● Texte source:
##########
Le tribunal a invoqué un récent arrêt de la Cour européenne de justice sur les pays d'origine considérés «sûrs» par les pays d'accueil, en vertu duquel les 12 migrants concernés, originaires du Bangladesh et d'Egypte, ne remplissent pas les critères de rétention prévus par l'accord entre Rome et Tirana. Cette décision a été qualifiée par la Ligue anti-immigration du vice-chef du gouvernement Matteo Salvini d'«inacceptable et grave».
Un tribunal italien a invalidé vendredi la rétention dans des centres albanais des premiers demandeurs d'asile que Rome y a transférés cette semaine, un camouflet pour le gouvernement ultra-conservateur de Giorgia Meloni. Le gouvernement de Mme Meloni, cheffe du parti post-fasciste Fratelli d'Italia (FDI), a signé fin 2023 avec Tirana un accord prévoyant la création de deux centres en Albanie, d'où les migrants secourus en Méditerranée pourront effectuer une demande d'asile.
##########
● Enregistrements fournis:
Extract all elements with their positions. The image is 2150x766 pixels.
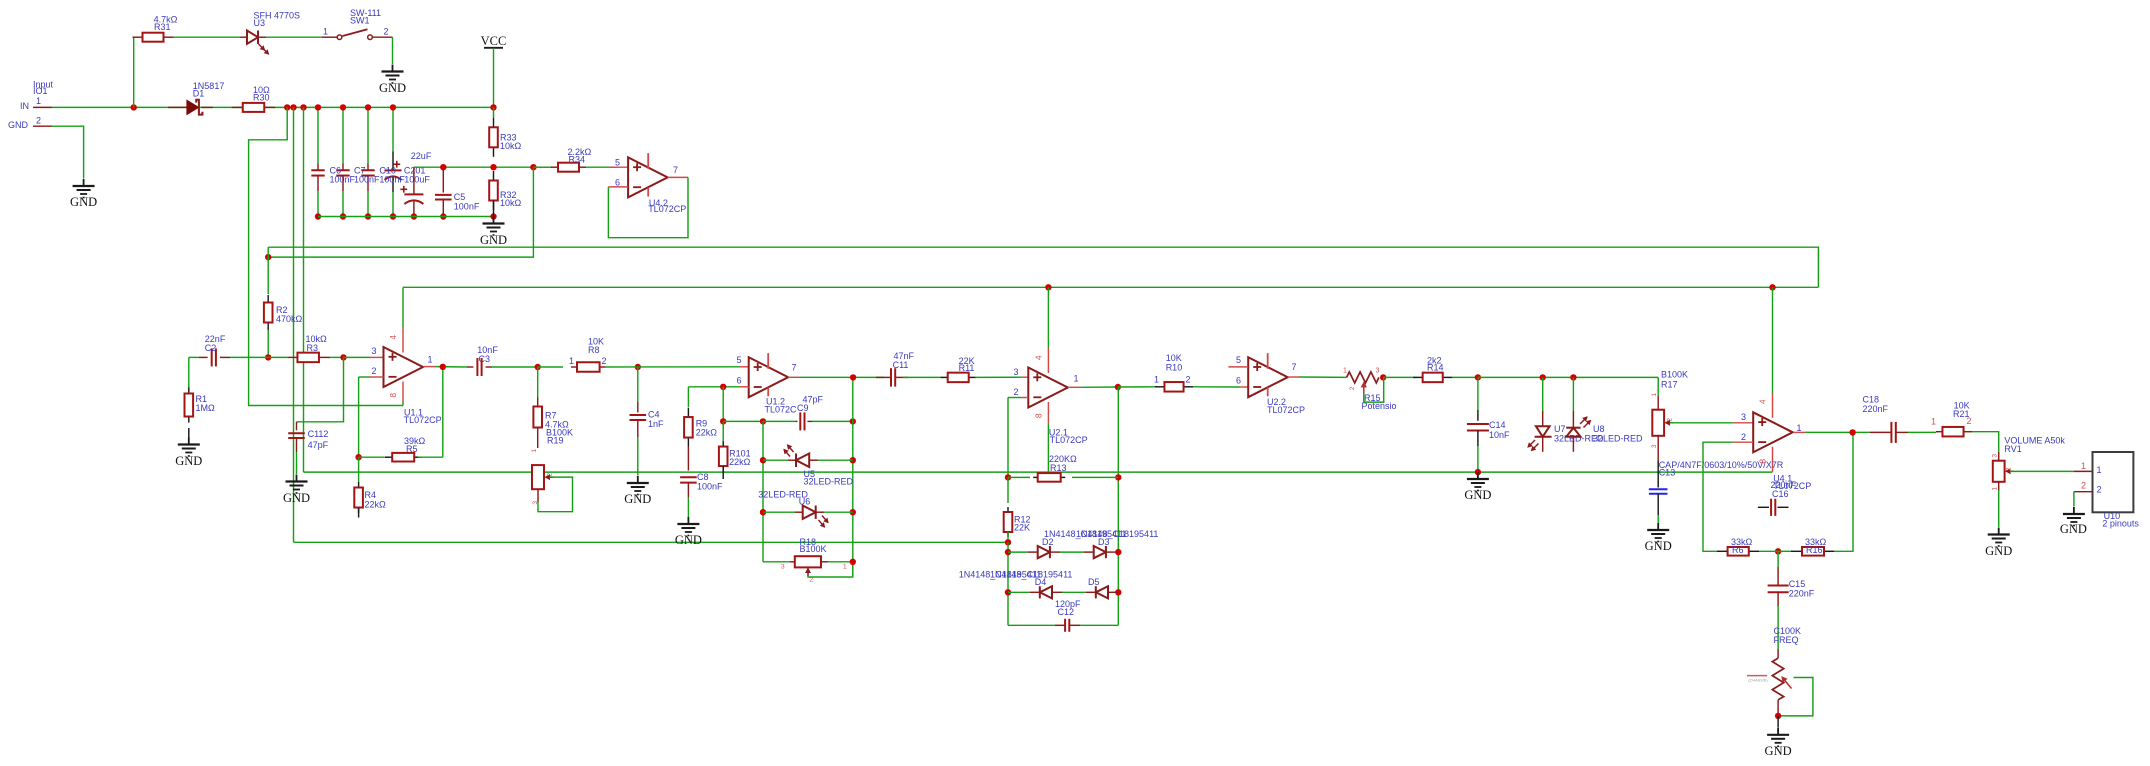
wire U1.1 output	[423, 366, 436, 368]
svg-text:1N4148_C18195411: 1N4148_C18195411	[1076, 529, 1158, 539]
svg-text:5: 5	[1236, 355, 1241, 365]
node junction C9 right	[850, 418, 856, 424]
svg-text:C3: C3	[479, 354, 491, 364]
node junction vref divider	[490, 164, 496, 170]
node junction FREQ bottom	[1775, 713, 1781, 719]
node junction R14 out	[1475, 374, 1481, 380]
svg-text:GND: GND	[70, 195, 97, 209]
capacitor C9 47pF	[795, 420, 797, 422]
wire output down right rail of diode cluster	[1117, 387, 1119, 625]
svg-text:22kΩ: 22kΩ	[729, 457, 751, 467]
wire U2.2 output	[1288, 376, 1299, 378]
op-amp U1.1 TL072CP	[384, 347, 424, 387]
svg-text:2: 2	[372, 366, 377, 376]
svg-text:GND: GND	[1645, 539, 1672, 553]
ground below FREQ pot	[1777, 716, 1779, 728]
wire R8 to U1.2 pin5	[606, 366, 740, 368]
svg-text:2: 2	[2006, 467, 2013, 471]
potentiometer R18 B100K	[763, 561, 790, 563]
op-amp U1.1 pin4 stub to vcc bus	[402, 287, 404, 327]
resistor R10 10K	[1155, 386, 1165, 388]
capacitor C15 220nF	[1777, 551, 1779, 567]
svg-text:1: 1	[323, 27, 328, 37]
node junction diode row2 right	[1115, 589, 1121, 595]
wire U1.2 output	[788, 376, 800, 378]
svg-text:1nF: 1nF	[648, 419, 664, 429]
svg-text:1: 1	[1797, 423, 1802, 433]
ground below C13	[1657, 523, 1659, 530]
svg-text:C16: C16	[1772, 489, 1789, 499]
potentiometer R15 Potensio zigzag	[1347, 372, 1379, 383]
svg-text:D5: D5	[1088, 577, 1100, 587]
svg-text:2: 2	[1014, 387, 1019, 397]
svg-text:R5: R5	[406, 444, 418, 454]
svg-text:2: 2	[602, 356, 607, 366]
svg-text:100nF: 100nF	[330, 175, 356, 185]
resistor R32 10k	[493, 171, 495, 181]
svg-text:32LED-RED: 32LED-RED	[1593, 433, 1643, 443]
svg-text:8: 8	[1034, 413, 1044, 418]
wire IN rail	[52, 106, 494, 108]
resistor R4 22k	[358, 457, 360, 482]
diode D2 1N4148	[1008, 551, 1028, 553]
node junction pin6	[720, 384, 726, 390]
node junction R2 bottom	[265, 354, 271, 360]
node junction rail A	[284, 104, 290, 110]
capacitor C5 100nF	[442, 167, 444, 192]
resistor R30 10ohm	[232, 106, 243, 108]
capacitor C2 22nF	[189, 356, 199, 358]
wire output to R10	[1118, 386, 1157, 388]
node junction vref tap	[530, 164, 536, 170]
svg-text:GND: GND	[2060, 522, 2087, 536]
svg-text:2: 2	[1349, 386, 1356, 390]
wire R11 to U2.1 pin3	[976, 376, 1021, 378]
svg-text:2 pinouts: 2 pinouts	[2102, 518, 2139, 528]
svg-text:10nF: 10nF	[1489, 430, 1510, 440]
svg-text:1: 1	[36, 96, 41, 106]
node junction R101 top	[720, 418, 726, 424]
wire U2.1 output	[1068, 386, 1081, 388]
svg-text:VCC: VCC	[481, 34, 507, 48]
node junction R6 R16 C15	[1775, 548, 1781, 554]
node junction rail at R33	[490, 104, 496, 110]
svg-text:2: 2	[547, 473, 554, 477]
LED U7 32LED-RED	[1540, 374, 1546, 380]
svg-text:2: 2	[1186, 375, 1191, 385]
capacitor C8 100nF	[680, 476, 697, 478]
svg-text:B100K: B100K	[1661, 370, 1688, 380]
svg-text:7: 7	[1292, 362, 1297, 372]
ground at U10 pin2	[2073, 507, 2075, 514]
wire GND bus y472	[304, 471, 1773, 473]
node junction R13 left	[1005, 474, 1011, 480]
wire vertical rail riser x293 down to lower bus	[293, 107, 295, 542]
wire R34 to U4.2 pin5	[586, 166, 618, 168]
svg-text:C9: C9	[797, 403, 809, 413]
op-amp U1.2 TL072CP	[749, 357, 789, 397]
capacitor C10 100nF	[367, 164, 369, 171]
svg-text:3: 3	[372, 346, 377, 356]
svg-text:GND: GND	[1765, 744, 1792, 758]
svg-text:IN: IN	[20, 101, 29, 111]
svg-text:220nF: 220nF	[1863, 404, 1889, 414]
svg-text:C14: C14	[1489, 420, 1506, 430]
svg-text:100nF: 100nF	[379, 175, 405, 185]
svg-text:R17: R17	[1661, 379, 1678, 389]
wire U4.2 output and feedback loop	[668, 176, 688, 178]
LED U5 32LED-RED	[760, 457, 766, 463]
wire U1.2 pin6 net	[688, 386, 740, 388]
node junction C3 out	[535, 364, 541, 370]
resistor R16 33k	[1791, 550, 1802, 552]
resistor R101 22k	[722, 421, 724, 441]
wire R15 wiper loop	[1364, 377, 1384, 402]
svg-text:GND: GND	[8, 120, 29, 130]
wire R31 to LED U3	[174, 36, 241, 38]
svg-text:1: 1	[2081, 461, 2086, 471]
svg-text:C4: C4	[648, 409, 660, 419]
wire U1.1 pin2 from feedback	[359, 376, 370, 378]
svg-text:D4: D4	[1035, 577, 1047, 587]
red rail segments around D1 and R30	[168, 106, 187, 108]
capacitor C201 100uF electrolytic	[385, 169, 402, 171]
potentiometer R17 B100K	[1657, 377, 1659, 396]
resistor R3 10k	[288, 356, 297, 358]
wire input GND pin to ground	[52, 126, 84, 178]
svg-text:R8: R8	[588, 345, 600, 355]
op-amp U4.1 pin4 stub to vcc bus	[1769, 284, 1775, 290]
switch SW1 SW-111	[322, 36, 337, 38]
LED U6 32LED-RED	[760, 509, 766, 515]
wire R18 wiper loop	[807, 569, 809, 577]
svg-text:GND: GND	[480, 233, 507, 247]
svg-text:1: 1	[1154, 375, 1159, 385]
capacitor C11 47nF	[876, 376, 891, 378]
node junction R12 bottom at bus	[1005, 539, 1011, 545]
node junction U1.1 output	[440, 364, 446, 370]
svg-text:10K: 10K	[1166, 353, 1182, 363]
op-amp U2.1 pin4 stub to vcc bus	[1045, 284, 1051, 290]
wire RV1 wiper to U10	[2010, 470, 2074, 472]
wire vref bus y247 long	[268, 247, 1818, 287]
resistor R5 39k	[359, 456, 385, 458]
svg-text:TL072CP: TL072CP	[1267, 405, 1305, 415]
wire R3 node to U1.1 pin3	[344, 356, 371, 358]
svg-text:8: 8	[1758, 459, 1768, 464]
svg-text:220nF: 220nF	[1789, 589, 1815, 599]
node junction at riser to R31	[131, 104, 137, 110]
capacitor C18 220nF	[1870, 431, 1891, 433]
svg-text:R13: R13	[1050, 463, 1067, 473]
wire R10 to U2.2 pin6	[1193, 386, 1240, 388]
capacitor C14 10nF	[1477, 377, 1479, 410]
svg-text:6: 6	[615, 177, 620, 187]
wire C6 top drop	[317, 107, 319, 163]
capacitor C16 220nF floating	[1758, 506, 1769, 508]
svg-text:D2: D2	[1042, 537, 1054, 547]
svg-text:1: 1	[1074, 374, 1079, 384]
LED U8 32LED-RED	[1570, 374, 1576, 380]
wire lower bus y542	[294, 541, 1009, 543]
svg-text:TL072CP: TL072CP	[404, 415, 442, 425]
capacitor C13 4n7 blue	[1657, 436, 1659, 461]
svg-text:R11: R11	[959, 363, 975, 373]
diode D5 1N4148	[1086, 591, 1096, 593]
svg-text:10kΩ: 10kΩ	[500, 198, 522, 208]
op-amp U2.1 TL072CP	[1028, 368, 1068, 408]
svg-text:R19: R19	[547, 436, 564, 446]
resistor R6 33k	[1717, 550, 1728, 552]
wire C10 top drop	[367, 107, 369, 163]
wire pin6 down to C9 level	[722, 387, 724, 422]
wire vref bus y167	[414, 166, 552, 168]
svg-text:4: 4	[388, 335, 398, 340]
svg-text:RV1: RV1	[2004, 444, 2021, 454]
wire R16 up to output node	[1834, 432, 1853, 551]
svg-text:GND: GND	[675, 533, 702, 547]
svg-text:1: 1	[428, 355, 433, 365]
wire U1.1 pin8 feed: rail down-left-down-right	[249, 107, 403, 405]
svg-text:R34: R34	[569, 155, 586, 165]
svg-text:1: 1	[531, 449, 538, 453]
svg-text:TL072C: TL072C	[765, 404, 798, 414]
svg-text:R16: R16	[1806, 545, 1823, 555]
svg-text:3: 3	[1651, 444, 1658, 448]
resistor R8 10K	[571, 366, 577, 368]
connector U10 2 pinouts	[2093, 452, 2134, 512]
node junction U2.1 output	[1115, 384, 1121, 390]
svg-text:IO1: IO1	[33, 86, 48, 96]
svg-text:U3: U3	[254, 18, 266, 28]
node junction R13 right	[1115, 474, 1121, 480]
resistor R9 22k	[687, 387, 689, 408]
svg-text:R3: R3	[307, 343, 319, 353]
svg-text:TL072CP: TL072CP	[648, 204, 686, 214]
node junction diode row2 left	[1005, 589, 1011, 595]
resistor R1 1M	[188, 357, 190, 390]
potentiometer RV1 VOLUME A50k	[1998, 452, 2000, 461]
svg-text:7: 7	[792, 362, 797, 372]
svg-text:1N4148_C18195411: 1N4148_C18195411	[990, 570, 1072, 580]
svg-text:8: 8	[388, 393, 398, 398]
svg-text:7: 7	[673, 165, 678, 175]
wire SW1 to ground	[392, 37, 394, 64]
potentiometer R19 B100K	[532, 465, 544, 489]
wire LED ladder right rail	[852, 377, 854, 577]
capacitor C3 10nF	[467, 366, 473, 368]
wire R19 wiper loop	[538, 477, 573, 512]
node junction diode row1 right	[1115, 549, 1121, 555]
svg-text:GND: GND	[624, 492, 651, 506]
svg-text:2: 2	[1967, 416, 1972, 426]
op-amp U4.1 TL072CP	[1753, 412, 1793, 452]
wire R21 to RV1	[1972, 432, 1999, 452]
wire U10 pin2 to ground	[2074, 491, 2093, 493]
svg-text:C12: C12	[1058, 607, 1075, 617]
node junction C14 at gnd bus	[1475, 469, 1481, 475]
ground below C8	[687, 517, 689, 524]
svg-text:1: 1	[569, 356, 574, 366]
op-amp U4.2 TL072CP	[628, 157, 668, 197]
resistor R33 10k	[493, 107, 495, 118]
svg-text:C13: C13	[1659, 468, 1676, 478]
svg-text:1: 1	[2097, 465, 2102, 475]
diode D3 1N4148	[1084, 551, 1094, 553]
svg-text:D3: D3	[1098, 537, 1110, 547]
svg-text:3: 3	[1992, 454, 1999, 458]
resistor R2 470k	[267, 247, 269, 294]
svg-text:100nF: 100nF	[697, 481, 723, 491]
node junction R5 left	[355, 454, 361, 460]
op-amp U1.1 pin8 stub	[402, 382, 404, 402]
svg-text:SW1: SW1	[350, 15, 370, 25]
node junction U1.2 output	[850, 374, 856, 380]
svg-text:470kΩ: 470kΩ	[276, 314, 303, 324]
node junction R8 out	[635, 364, 641, 370]
svg-text:C11: C11	[893, 360, 909, 370]
node junction R15 right	[1380, 374, 1386, 380]
wire U2.2 pin5 stub	[1228, 366, 1248, 368]
svg-text:TL072CP: TL072CP	[1050, 435, 1088, 445]
resistor R7 4.7k	[537, 367, 539, 398]
svg-text:(CHASSIS): (CHASSIS)	[1748, 678, 1768, 682]
op-amp U2.1 pin8 stub down	[1047, 402, 1049, 424]
wire FREQ wiper loop	[1778, 678, 1813, 716]
node junction U4.1 output	[1849, 429, 1855, 435]
svg-text:R6: R6	[1732, 545, 1744, 555]
ground below SW1	[392, 65, 394, 72]
svg-text:22K: 22K	[1014, 523, 1030, 533]
svg-text:32LED-RED: 32LED-RED	[804, 476, 854, 486]
svg-text:C2: C2	[205, 343, 217, 353]
svg-text:47pF: 47pF	[308, 440, 329, 450]
ground input GND	[83, 179, 85, 186]
wire vref tap down and left	[268, 167, 533, 257]
svg-text:1: 1	[1992, 487, 1999, 491]
svg-text:100nF: 100nF	[454, 201, 480, 211]
svg-text:GND: GND	[175, 454, 202, 468]
svg-text:FREQ: FREQ	[1774, 635, 1799, 645]
wire U3 to SW1	[266, 36, 322, 38]
svg-text:2: 2	[384, 27, 389, 37]
wire node to C112	[297, 357, 344, 421]
LED U3 SFH 4770S	[240, 36, 247, 38]
svg-text:6: 6	[1236, 376, 1241, 386]
wire vertical rail riser x303 down to gnd bus	[303, 107, 305, 472]
resistor R31 4.7k	[133, 36, 143, 38]
capacitor C4 1nF	[637, 367, 639, 402]
wire U4.1 pin2 feedback loop	[1734, 441, 1754, 443]
svg-text:R10: R10	[1166, 362, 1183, 372]
node junction vref at R2 riser	[265, 254, 271, 260]
svg-text:2: 2	[1741, 432, 1746, 442]
svg-text:3: 3	[1014, 367, 1019, 377]
wire R17 wiper to U4.1 pin3	[1670, 422, 1734, 424]
svg-text:3: 3	[1741, 412, 1746, 422]
capacitor C12 120pF	[1008, 624, 1055, 626]
ground below R1	[188, 438, 190, 445]
svg-text:GND: GND	[283, 491, 310, 505]
svg-text:C112: C112	[308, 429, 329, 439]
node junction diode row1 left	[1005, 549, 1011, 555]
svg-text:R14: R14	[1427, 363, 1444, 373]
node junction rail C	[300, 104, 306, 110]
svg-text:GND: GND	[1985, 544, 2012, 558]
svg-text:D1: D1	[193, 89, 205, 99]
op-amp U2.2 TL072CP	[1248, 357, 1288, 397]
svg-text:C15: C15	[1789, 579, 1806, 589]
wire U4.1 output	[1793, 431, 1805, 433]
svg-text:22uF: 22uF	[411, 151, 432, 161]
svg-text:R4: R4	[365, 490, 377, 500]
ground below C4	[637, 476, 639, 483]
svg-text:5: 5	[615, 157, 620, 167]
svg-text:1: 1	[843, 564, 847, 571]
svg-text:2: 2	[1667, 418, 1674, 422]
svg-text:GND: GND	[379, 81, 406, 95]
svg-text:4: 4	[1758, 399, 1768, 404]
svg-text:6: 6	[737, 375, 742, 385]
capacitor 22uF electrolytic	[413, 167, 415, 194]
svg-text:R31: R31	[154, 22, 171, 32]
node junction R3 output	[340, 354, 346, 360]
svg-text:1: 1	[1343, 368, 1347, 375]
wire C9 feedback row	[723, 420, 763, 422]
resistor R34 2.2k	[533, 166, 552, 168]
capacitor C112 47pF	[296, 422, 298, 431]
svg-text:3: 3	[781, 564, 785, 571]
svg-text:C8: C8	[697, 472, 709, 482]
wire C7 top drop	[342, 107, 344, 163]
resistor R12 22K	[1007, 477, 1009, 503]
diode D4 1N4148	[1008, 591, 1030, 593]
svg-text:2: 2	[2081, 481, 2086, 491]
wire signal bus to volume pot	[1478, 376, 1658, 378]
wire R5 to U1.1 output	[442, 367, 444, 458]
wire U2.1 pin2 feedback	[1008, 397, 1021, 399]
diode D1 1N5817	[187, 101, 198, 115]
svg-text:22kΩ: 22kΩ	[365, 499, 387, 509]
wire C3 node to R8	[538, 366, 563, 368]
wire R2 node to R3	[268, 356, 288, 358]
svg-text:1: 1	[1931, 417, 1936, 427]
resistor R21 10K	[1936, 431, 1942, 433]
ground below RV1	[1998, 528, 2000, 535]
svg-text:GND: GND	[1464, 488, 1491, 502]
svg-text:4: 4	[1034, 355, 1044, 360]
svg-text:2: 2	[36, 116, 41, 126]
ground below C112	[296, 475, 298, 482]
wire vcc bus y287 long	[403, 286, 1818, 288]
node junction C9 left	[760, 418, 766, 424]
svg-text:1MΩ: 1MΩ	[196, 403, 216, 413]
svg-text:22kΩ: 22kΩ	[696, 427, 718, 437]
svg-text:10kΩ: 10kΩ	[500, 141, 522, 151]
svg-text:100uF: 100uF	[404, 175, 430, 185]
svg-text:100nF: 100nF	[354, 175, 380, 185]
svg-text:2: 2	[2097, 485, 2102, 495]
resistor R13 220K	[1008, 476, 1030, 478]
wire left diode rail	[1007, 542, 1009, 625]
capacitor C7 100nF	[342, 164, 344, 171]
op-amp U4.1 pin8 stub to gnd bus	[1772, 447, 1774, 472]
ground at gnd bus	[1477, 472, 1479, 479]
node junction rail B	[290, 104, 296, 110]
capacitor C6 100nF	[317, 164, 319, 171]
svg-text:3: 3	[1376, 368, 1380, 375]
wire LED ladder left rail	[762, 421, 764, 561]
##########
● Travail demandé:
- a) Relevez tous les noms de lieux (pays, villes et mer) qui figurent dans le texte source.
- b) Selon le texte source, sur quoi le tribunal italien s'est-il appuyé pour invalider la rétention des demandeurs d'asile dans les centres albanais ?

● Liste des réponses:
- a) Bangladesh, Egypte, Rome, Tirana, Albanie, Méditerranée.

- b) Le tribunal s'est appuyé sur un récent arrêt de la Cour européenne de justice concernant les pays d'origine considérés « sûrs » par les pays d'accueil. En vertu de cet arrêt, les 12 migrants concernés, originaires du Bangladesh et d'Egypte, ne remplissent pas les critères de rétention prévus par l'accord entre Rome et Tirana.